START SUPPLIED RECORDS
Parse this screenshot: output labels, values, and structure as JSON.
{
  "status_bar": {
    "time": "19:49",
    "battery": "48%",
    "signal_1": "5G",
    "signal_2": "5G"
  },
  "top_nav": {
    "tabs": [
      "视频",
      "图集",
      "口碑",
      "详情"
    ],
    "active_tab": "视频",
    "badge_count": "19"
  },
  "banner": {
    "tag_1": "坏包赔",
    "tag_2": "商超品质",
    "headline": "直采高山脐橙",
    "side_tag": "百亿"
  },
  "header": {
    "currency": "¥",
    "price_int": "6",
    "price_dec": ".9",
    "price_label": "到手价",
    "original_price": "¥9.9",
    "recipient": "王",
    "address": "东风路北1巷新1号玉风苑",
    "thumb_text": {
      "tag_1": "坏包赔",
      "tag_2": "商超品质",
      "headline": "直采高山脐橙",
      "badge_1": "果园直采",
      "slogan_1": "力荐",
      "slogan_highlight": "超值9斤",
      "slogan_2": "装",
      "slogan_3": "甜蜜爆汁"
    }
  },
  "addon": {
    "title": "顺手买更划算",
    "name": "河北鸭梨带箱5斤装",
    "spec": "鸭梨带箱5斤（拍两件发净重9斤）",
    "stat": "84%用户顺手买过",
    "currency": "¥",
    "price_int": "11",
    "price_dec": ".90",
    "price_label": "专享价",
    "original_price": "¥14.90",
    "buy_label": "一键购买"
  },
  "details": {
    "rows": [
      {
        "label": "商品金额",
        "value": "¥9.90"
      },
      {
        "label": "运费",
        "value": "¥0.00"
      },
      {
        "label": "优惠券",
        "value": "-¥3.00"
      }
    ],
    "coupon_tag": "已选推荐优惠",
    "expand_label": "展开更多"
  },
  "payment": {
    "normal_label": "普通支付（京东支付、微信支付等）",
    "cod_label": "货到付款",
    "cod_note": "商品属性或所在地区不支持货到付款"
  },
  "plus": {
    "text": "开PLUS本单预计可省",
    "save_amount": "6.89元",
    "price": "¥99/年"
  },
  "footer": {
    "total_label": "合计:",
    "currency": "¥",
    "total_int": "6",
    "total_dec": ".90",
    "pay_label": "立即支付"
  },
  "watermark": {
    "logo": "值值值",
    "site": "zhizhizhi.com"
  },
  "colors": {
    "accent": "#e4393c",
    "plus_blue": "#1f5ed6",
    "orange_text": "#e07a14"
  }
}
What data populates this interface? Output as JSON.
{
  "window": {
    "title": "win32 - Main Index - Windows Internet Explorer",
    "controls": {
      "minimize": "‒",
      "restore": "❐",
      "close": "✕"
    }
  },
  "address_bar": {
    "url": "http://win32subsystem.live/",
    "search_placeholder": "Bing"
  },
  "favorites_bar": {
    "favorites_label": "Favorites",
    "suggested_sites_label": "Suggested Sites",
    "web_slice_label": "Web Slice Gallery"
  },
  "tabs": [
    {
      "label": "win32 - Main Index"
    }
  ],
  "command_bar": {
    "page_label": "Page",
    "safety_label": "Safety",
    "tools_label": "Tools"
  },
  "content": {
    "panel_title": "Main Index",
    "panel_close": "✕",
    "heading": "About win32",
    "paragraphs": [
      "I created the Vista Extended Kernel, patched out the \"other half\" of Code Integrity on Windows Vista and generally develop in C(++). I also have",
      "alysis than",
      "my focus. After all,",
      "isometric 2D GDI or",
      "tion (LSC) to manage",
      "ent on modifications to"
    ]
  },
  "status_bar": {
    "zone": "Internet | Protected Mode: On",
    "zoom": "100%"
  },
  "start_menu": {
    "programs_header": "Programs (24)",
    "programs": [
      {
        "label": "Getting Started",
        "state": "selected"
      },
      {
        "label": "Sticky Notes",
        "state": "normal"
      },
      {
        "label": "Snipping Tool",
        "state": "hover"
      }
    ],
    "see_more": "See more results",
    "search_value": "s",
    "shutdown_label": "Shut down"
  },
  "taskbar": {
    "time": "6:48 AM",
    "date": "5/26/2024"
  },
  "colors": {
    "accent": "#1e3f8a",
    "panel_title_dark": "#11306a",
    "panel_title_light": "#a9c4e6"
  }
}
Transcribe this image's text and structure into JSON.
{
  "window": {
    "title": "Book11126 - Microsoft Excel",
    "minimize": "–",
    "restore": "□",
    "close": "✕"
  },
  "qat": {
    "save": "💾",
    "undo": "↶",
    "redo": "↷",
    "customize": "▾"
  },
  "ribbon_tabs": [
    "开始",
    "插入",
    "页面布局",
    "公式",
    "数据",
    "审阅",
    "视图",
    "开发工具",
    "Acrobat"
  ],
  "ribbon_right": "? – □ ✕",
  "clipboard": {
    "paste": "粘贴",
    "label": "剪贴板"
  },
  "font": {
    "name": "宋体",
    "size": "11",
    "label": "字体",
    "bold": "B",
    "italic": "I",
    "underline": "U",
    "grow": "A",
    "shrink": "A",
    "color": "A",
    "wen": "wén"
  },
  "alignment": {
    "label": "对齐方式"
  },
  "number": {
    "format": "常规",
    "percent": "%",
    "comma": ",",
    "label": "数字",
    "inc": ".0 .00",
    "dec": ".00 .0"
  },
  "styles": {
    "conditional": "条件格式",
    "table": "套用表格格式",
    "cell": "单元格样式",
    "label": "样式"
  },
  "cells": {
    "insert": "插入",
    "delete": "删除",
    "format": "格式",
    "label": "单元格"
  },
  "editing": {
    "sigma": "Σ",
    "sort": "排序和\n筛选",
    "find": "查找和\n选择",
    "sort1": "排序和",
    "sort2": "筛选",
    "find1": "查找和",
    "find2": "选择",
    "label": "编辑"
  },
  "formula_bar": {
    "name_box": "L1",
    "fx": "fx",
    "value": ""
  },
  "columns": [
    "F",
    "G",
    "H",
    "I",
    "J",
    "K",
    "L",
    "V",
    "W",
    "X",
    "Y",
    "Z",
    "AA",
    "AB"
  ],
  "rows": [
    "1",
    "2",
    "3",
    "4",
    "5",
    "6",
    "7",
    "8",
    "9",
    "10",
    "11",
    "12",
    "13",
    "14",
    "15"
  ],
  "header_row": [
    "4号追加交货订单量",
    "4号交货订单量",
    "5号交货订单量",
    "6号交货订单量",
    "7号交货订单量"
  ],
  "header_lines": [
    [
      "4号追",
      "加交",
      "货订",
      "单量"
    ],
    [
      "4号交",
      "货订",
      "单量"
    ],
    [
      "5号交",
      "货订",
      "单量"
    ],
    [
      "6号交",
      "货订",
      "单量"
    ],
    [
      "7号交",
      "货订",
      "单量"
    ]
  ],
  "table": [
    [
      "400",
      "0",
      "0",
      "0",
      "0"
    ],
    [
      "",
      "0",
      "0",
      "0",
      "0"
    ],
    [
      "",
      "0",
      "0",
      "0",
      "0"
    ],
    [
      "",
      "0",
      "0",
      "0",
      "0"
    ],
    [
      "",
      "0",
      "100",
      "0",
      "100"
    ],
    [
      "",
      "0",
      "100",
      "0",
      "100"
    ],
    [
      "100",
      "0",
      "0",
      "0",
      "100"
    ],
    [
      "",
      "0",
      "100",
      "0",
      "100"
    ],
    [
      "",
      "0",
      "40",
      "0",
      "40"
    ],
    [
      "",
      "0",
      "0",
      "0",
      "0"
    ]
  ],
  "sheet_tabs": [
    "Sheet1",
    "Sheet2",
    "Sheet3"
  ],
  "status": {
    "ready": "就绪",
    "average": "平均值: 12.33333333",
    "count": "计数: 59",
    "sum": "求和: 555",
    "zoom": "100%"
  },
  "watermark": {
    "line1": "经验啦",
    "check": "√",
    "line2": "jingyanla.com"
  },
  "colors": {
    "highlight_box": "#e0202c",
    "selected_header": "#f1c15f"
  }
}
END SUPPLIED RECORDS
• _WHAT YOU HAVE TO DO_
Repeat the data verbatim.

• _THE OUTPUT_
Parse this screenshot: output labels, values, and structure as JSON.
{
  "status_bar": {
    "time": "19:49",
    "battery": "48%",
    "signal_1": "5G",
    "signal_2": "5G"
  },
  "top_nav": {
    "tabs": [
      "视频",
      "图集",
      "口碑",
      "详情"
    ],
    "active_tab": "视频",
    "badge_count": "19"
  },
  "banner": {
    "tag_1": "坏包赔",
    "tag_2": "商超品质",
    "headline": "直采高山脐橙",
    "side_tag": "百亿"
  },
  "header": {
    "currency": "¥",
    "price_int": "6",
    "price_dec": ".9",
    "price_label": "到手价",
    "original_price": "¥9.9",
    "recipient": "王",
    "address": "东风路北1巷新1号玉风苑",
    "thumb_text": {
      "tag_1": "坏包赔",
      "tag_2": "商超品质",
      "headline": "直采高山脐橙",
      "badge_1": "果园直采",
      "slogan_1": "力荐",
      "slogan_highlight": "超值9斤",
      "slogan_2": "装",
      "slogan_3": "甜蜜爆汁"
    }
  },
  "addon": {
    "title": "顺手买更划算",
    "name": "河北鸭梨带箱5斤装",
    "spec": "鸭梨带箱5斤（拍两件发净重9斤）",
    "stat": "84%用户顺手买过",
    "currency": "¥",
    "price_int": "11",
    "price_dec": ".90",
    "price_label": "专享价",
    "original_price": "¥14.90",
    "buy_label": "一键购买"
  },
  "details": {
    "rows": [
      {
        "label": "商品金额",
        "value": "¥9.90"
      },
      {
        "label": "运费",
        "value": "¥0.00"
      },
      {
        "label": "优惠券",
        "value": "-¥3.00"
      }
    ],
    "coupon_tag": "已选推荐优惠",
    "expand_label": "展开更多"
  },
  "payment": {
    "normal_label": "普通支付（京东支付、微信支付等）",
    "cod_label": "货到付款",
    "cod_note": "商品属性或所在地区不支持货到付款"
  },
  "plus": {
    "text": "开PLUS本单预计可省",
    "save_amount": "6.89元",
    "price": "¥99/年"
  },
  "footer": {
    "total_label": "合计:",
    "currency": "¥",
    "total_int": "6",
    "total_dec": ".90",
    "pay_label": "立即支付"
  },
  "watermark": {
    "logo": "值值值",
    "site": "zhizhizhi.com"
  },
  "colors": {
    "accent": "#e4393c",
    "plus_blue": "#1f5ed6",
    "orange_text": "#e07a14"
  }
}
What data populates this interface? Output as JSON.
{
  "window": {
    "title": "win32 - Main Index - Windows Internet Explorer",
    "controls": {
      "minimize": "‒",
      "restore": "❐",
      "close": "✕"
    }
  },
  "address_bar": {
    "url": "http://win32subsystem.live/",
    "search_placeholder": "Bing"
  },
  "favorites_bar": {
    "favorites_label": "Favorites",
    "suggested_sites_label": "Suggested Sites",
    "web_slice_label": "Web Slice Gallery"
  },
  "tabs": [
    {
      "label": "win32 - Main Index"
    }
  ],
  "command_bar": {
    "page_label": "Page",
    "safety_label": "Safety",
    "tools_label": "Tools"
  },
  "content": {
    "panel_title": "Main Index",
    "panel_close": "✕",
    "heading": "About win32",
    "paragraphs": [
      "I created the Vista Extended Kernel, patched out the \"other half\" of Code Integrity on Windows Vista and generally develop in C(++). I also have",
      "alysis than",
      "my focus. After all,",
      "isometric 2D GDI or",
      "tion (LSC) to manage",
      "ent on modifications to"
    ]
  },
  "status_bar": {
    "zone": "Internet | Protected Mode: On",
    "zoom": "100%"
  },
  "start_menu": {
    "programs_header": "Programs (24)",
    "programs": [
      {
        "label": "Getting Started",
        "state": "selected"
      },
      {
        "label": "Sticky Notes",
        "state": "normal"
      },
      {
        "label": "Snipping Tool",
        "state": "hover"
      }
    ],
    "see_more": "See more results",
    "search_value": "s",
    "shutdown_label": "Shut down"
  },
  "taskbar": {
    "time": "6:48 AM",
    "date": "5/26/2024"
  },
  "colors": {
    "accent": "#1e3f8a",
    "panel_title_dark": "#11306a",
    "panel_title_light": "#a9c4e6"
  }
}
Transcribe this image's text and structure into JSON.
{
  "window": {
    "title": "Book11126 - Microsoft Excel",
    "minimize": "–",
    "restore": "□",
    "close": "✕"
  },
  "qat": {
    "save": "💾",
    "undo": "↶",
    "redo": "↷",
    "customize": "▾"
  },
  "ribbon_tabs": [
    "开始",
    "插入",
    "页面布局",
    "公式",
    "数据",
    "审阅",
    "视图",
    "开发工具",
    "Acrobat"
  ],
  "ribbon_right": "? – □ ✕",
  "clipboard": {
    "paste": "粘贴",
    "label": "剪贴板"
  },
  "font": {
    "name": "宋体",
    "size": "11",
    "label": "字体",
    "bold": "B",
    "italic": "I",
    "underline": "U",
    "grow": "A",
    "shrink": "A",
    "color": "A",
    "wen": "wén"
  },
  "alignment": {
    "label": "对齐方式"
  },
  "number": {
    "format": "常规",
    "percent": "%",
    "comma": ",",
    "label": "数字",
    "inc": ".0 .00",
    "dec": ".00 .0"
  },
  "styles": {
    "conditional": "条件格式",
    "table": "套用表格格式",
    "cell": "单元格样式",
    "label": "样式"
  },
  "cells": {
    "insert": "插入",
    "delete": "删除",
    "format": "格式",
    "label": "单元格"
  },
  "editing": {
    "sigma": "Σ",
    "sort": "排序和\n筛选",
    "find": "查找和\n选择",
    "sort1": "排序和",
    "sort2": "筛选",
    "find1": "查找和",
    "find2": "选择",
    "label": "编辑"
  },
  "formula_bar": {
    "name_box": "L1",
    "fx": "fx",
    "value": ""
  },
  "columns": [
    "F",
    "G",
    "H",
    "I",
    "J",
    "K",
    "L",
    "V",
    "W",
    "X",
    "Y",
    "Z",
    "AA",
    "AB"
  ],
  "rows": [
    "1",
    "2",
    "3",
    "4",
    "5",
    "6",
    "7",
    "8",
    "9",
    "10",
    "11",
    "12",
    "13",
    "14",
    "15"
  ],
  "header_row": [
    "4号追加交货订单量",
    "4号交货订单量",
    "5号交货订单量",
    "6号交货订单量",
    "7号交货订单量"
  ],
  "header_lines": [
    [
      "4号追",
      "加交",
      "货订",
      "单量"
    ],
    [
      "4号交",
      "货订",
      "单量"
    ],
    [
      "5号交",
      "货订",
      "单量"
    ],
    [
      "6号交",
      "货订",
      "单量"
    ],
    [
      "7号交",
      "货订",
      "单量"
    ]
  ],
  "table": [
    [
      "400",
      "0",
      "0",
      "0",
      "0"
    ],
    [
      "",
      "0",
      "0",
      "0",
      "0"
    ],
    [
      "",
      "0",
      "0",
      "0",
      "0"
    ],
    [
      "",
      "0",
      "0",
      "0",
      "0"
    ],
    [
      "",
      "0",
      "100",
      "0",
      "100"
    ],
    [
      "",
      "0",
      "100",
      "0",
      "100"
    ],
    [
      "100",
      "0",
      "0",
      "0",
      "100"
    ],
    [
      "",
      "0",
      "100",
      "0",
      "100"
    ],
    [
      "",
      "0",
      "40",
      "0",
      "40"
    ],
    [
      "",
      "0",
      "0",
      "0",
      "0"
    ]
  ],
  "sheet_tabs": [
    "Sheet1",
    "Sheet2",
    "Sheet3"
  ],
  "status": {
    "ready": "就绪",
    "average": "平均值: 12.33333333",
    "count": "计数: 59",
    "sum": "求和: 555",
    "zoom": "100%"
  },
  "watermark": {
    "line1": "经验啦",
    "check": "√",
    "line2": "jingyanla.com"
  },
  "colors": {
    "highlight_box": "#e0202c",
    "selected_header": "#f1c15f"
  }
}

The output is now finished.